[DIRECTION]
From the listing that follows, extract every line and set it down unaltered.

--- AVAILABLE RECORDS ---

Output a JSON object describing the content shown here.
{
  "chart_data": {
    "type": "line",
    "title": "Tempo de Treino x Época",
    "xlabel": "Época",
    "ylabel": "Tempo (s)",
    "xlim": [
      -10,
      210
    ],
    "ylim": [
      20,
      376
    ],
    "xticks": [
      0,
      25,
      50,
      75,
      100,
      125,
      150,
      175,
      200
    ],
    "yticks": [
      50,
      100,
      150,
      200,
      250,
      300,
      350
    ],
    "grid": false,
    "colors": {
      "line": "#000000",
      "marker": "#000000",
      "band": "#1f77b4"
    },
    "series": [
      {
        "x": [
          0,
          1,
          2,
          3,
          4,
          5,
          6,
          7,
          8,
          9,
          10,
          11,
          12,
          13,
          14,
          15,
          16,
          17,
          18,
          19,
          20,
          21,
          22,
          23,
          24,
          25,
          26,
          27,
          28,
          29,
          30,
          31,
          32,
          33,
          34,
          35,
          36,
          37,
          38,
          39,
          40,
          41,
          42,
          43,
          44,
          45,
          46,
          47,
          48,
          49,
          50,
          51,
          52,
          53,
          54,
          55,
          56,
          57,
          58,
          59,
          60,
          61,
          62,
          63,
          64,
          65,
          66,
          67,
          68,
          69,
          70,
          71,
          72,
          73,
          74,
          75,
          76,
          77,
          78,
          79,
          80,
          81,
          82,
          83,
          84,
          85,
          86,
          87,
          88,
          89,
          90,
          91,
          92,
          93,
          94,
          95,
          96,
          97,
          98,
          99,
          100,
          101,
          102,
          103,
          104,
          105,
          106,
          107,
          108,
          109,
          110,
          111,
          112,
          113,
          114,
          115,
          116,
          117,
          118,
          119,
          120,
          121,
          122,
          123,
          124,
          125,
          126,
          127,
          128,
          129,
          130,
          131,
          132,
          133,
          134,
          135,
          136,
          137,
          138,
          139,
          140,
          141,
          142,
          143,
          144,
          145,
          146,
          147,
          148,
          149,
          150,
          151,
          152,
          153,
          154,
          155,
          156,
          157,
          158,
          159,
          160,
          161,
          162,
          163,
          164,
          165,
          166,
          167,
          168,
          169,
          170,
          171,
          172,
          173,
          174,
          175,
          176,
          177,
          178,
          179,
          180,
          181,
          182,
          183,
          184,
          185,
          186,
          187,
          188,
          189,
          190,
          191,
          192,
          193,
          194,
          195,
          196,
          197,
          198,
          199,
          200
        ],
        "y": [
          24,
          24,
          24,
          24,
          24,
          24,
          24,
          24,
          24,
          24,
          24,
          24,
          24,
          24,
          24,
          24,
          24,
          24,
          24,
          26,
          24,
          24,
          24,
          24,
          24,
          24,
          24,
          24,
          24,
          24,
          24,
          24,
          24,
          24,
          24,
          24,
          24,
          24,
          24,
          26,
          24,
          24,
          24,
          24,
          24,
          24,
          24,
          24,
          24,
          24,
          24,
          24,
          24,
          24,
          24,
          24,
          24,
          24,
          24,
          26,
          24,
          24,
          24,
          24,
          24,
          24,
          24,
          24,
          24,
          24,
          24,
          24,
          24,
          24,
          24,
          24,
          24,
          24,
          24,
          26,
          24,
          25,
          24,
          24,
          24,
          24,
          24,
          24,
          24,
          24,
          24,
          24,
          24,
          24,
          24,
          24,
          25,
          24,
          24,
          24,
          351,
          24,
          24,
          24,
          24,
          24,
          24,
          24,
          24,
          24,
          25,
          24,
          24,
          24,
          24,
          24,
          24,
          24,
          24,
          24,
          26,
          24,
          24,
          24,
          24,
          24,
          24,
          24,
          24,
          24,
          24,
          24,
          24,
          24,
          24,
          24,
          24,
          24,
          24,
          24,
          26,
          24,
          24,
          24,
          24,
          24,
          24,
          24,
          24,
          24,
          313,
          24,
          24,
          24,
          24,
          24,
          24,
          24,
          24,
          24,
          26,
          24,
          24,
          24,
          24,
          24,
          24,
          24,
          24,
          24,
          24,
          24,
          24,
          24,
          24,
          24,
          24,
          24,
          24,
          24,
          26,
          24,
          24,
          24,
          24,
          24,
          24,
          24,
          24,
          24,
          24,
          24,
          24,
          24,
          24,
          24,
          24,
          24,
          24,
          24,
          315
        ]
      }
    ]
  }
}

---

[OUTPUT BELOW]
Output a JSON object describing the content shown here.
{
  "chart_data": {
    "type": "line",
    "title": "Tempo de Treino x Época",
    "xlabel": "Época",
    "ylabel": "Tempo (s)",
    "xlim": [
      -10,
      210
    ],
    "ylim": [
      20,
      376
    ],
    "xticks": [
      0,
      25,
      50,
      75,
      100,
      125,
      150,
      175,
      200
    ],
    "yticks": [
      50,
      100,
      150,
      200,
      250,
      300,
      350
    ],
    "grid": false,
    "colors": {
      "line": "#000000",
      "marker": "#000000",
      "band": "#1f77b4"
    },
    "series": [
      {
        "x": [
          0,
          1,
          2,
          3,
          4,
          5,
          6,
          7,
          8,
          9,
          10,
          11,
          12,
          13,
          14,
          15,
          16,
          17,
          18,
          19,
          20,
          21,
          22,
          23,
          24,
          25,
          26,
          27,
          28,
          29,
          30,
          31,
          32,
          33,
          34,
          35,
          36,
          37,
          38,
          39,
          40,
          41,
          42,
          43,
          44,
          45,
          46,
          47,
          48,
          49,
          50,
          51,
          52,
          53,
          54,
          55,
          56,
          57,
          58,
          59,
          60,
          61,
          62,
          63,
          64,
          65,
          66,
          67,
          68,
          69,
          70,
          71,
          72,
          73,
          74,
          75,
          76,
          77,
          78,
          79,
          80,
          81,
          82,
          83,
          84,
          85,
          86,
          87,
          88,
          89,
          90,
          91,
          92,
          93,
          94,
          95,
          96,
          97,
          98,
          99,
          100,
          101,
          102,
          103,
          104,
          105,
          106,
          107,
          108,
          109,
          110,
          111,
          112,
          113,
          114,
          115,
          116,
          117,
          118,
          119,
          120,
          121,
          122,
          123,
          124,
          125,
          126,
          127,
          128,
          129,
          130,
          131,
          132,
          133,
          134,
          135,
          136,
          137,
          138,
          139,
          140,
          141,
          142,
          143,
          144,
          145,
          146,
          147,
          148,
          149,
          150,
          151,
          152,
          153,
          154,
          155,
          156,
          157,
          158,
          159,
          160,
          161,
          162,
          163,
          164,
          165,
          166,
          167,
          168,
          169,
          170,
          171,
          172,
          173,
          174,
          175,
          176,
          177,
          178,
          179,
          180,
          181,
          182,
          183,
          184,
          185,
          186,
          187,
          188,
          189,
          190,
          191,
          192,
          193,
          194,
          195,
          196,
          197,
          198,
          199,
          200
        ],
        "y": [
          24,
          24,
          24,
          24,
          24,
          24,
          24,
          24,
          24,
          24,
          24,
          24,
          24,
          24,
          24,
          24,
          24,
          24,
          24,
          26,
          24,
          24,
          24,
          24,
          24,
          24,
          24,
          24,
          24,
          24,
          24,
          24,
          24,
          24,
          24,
          24,
          24,
          24,
          24,
          26,
          24,
          24,
          24,
          24,
          24,
          24,
          24,
          24,
          24,
          24,
          24,
          24,
          24,
          24,
          24,
          24,
          24,
          24,
          24,
          26,
          24,
          24,
          24,
          24,
          24,
          24,
          24,
          24,
          24,
          24,
          24,
          24,
          24,
          24,
          24,
          24,
          24,
          24,
          24,
          26,
          24,
          25,
          24,
          24,
          24,
          24,
          24,
          24,
          24,
          24,
          24,
          24,
          24,
          24,
          24,
          24,
          25,
          24,
          24,
          24,
          351,
          24,
          24,
          24,
          24,
          24,
          24,
          24,
          24,
          24,
          25,
          24,
          24,
          24,
          24,
          24,
          24,
          24,
          24,
          24,
          26,
          24,
          24,
          24,
          24,
          24,
          24,
          24,
          24,
          24,
          24,
          24,
          24,
          24,
          24,
          24,
          24,
          24,
          24,
          24,
          26,
          24,
          24,
          24,
          24,
          24,
          24,
          24,
          24,
          24,
          313,
          24,
          24,
          24,
          24,
          24,
          24,
          24,
          24,
          24,
          26,
          24,
          24,
          24,
          24,
          24,
          24,
          24,
          24,
          24,
          24,
          24,
          24,
          24,
          24,
          24,
          24,
          24,
          24,
          24,
          26,
          24,
          24,
          24,
          24,
          24,
          24,
          24,
          24,
          24,
          24,
          24,
          24,
          24,
          24,
          24,
          24,
          24,
          24,
          24,
          315
        ]
      }
    ]
  }
}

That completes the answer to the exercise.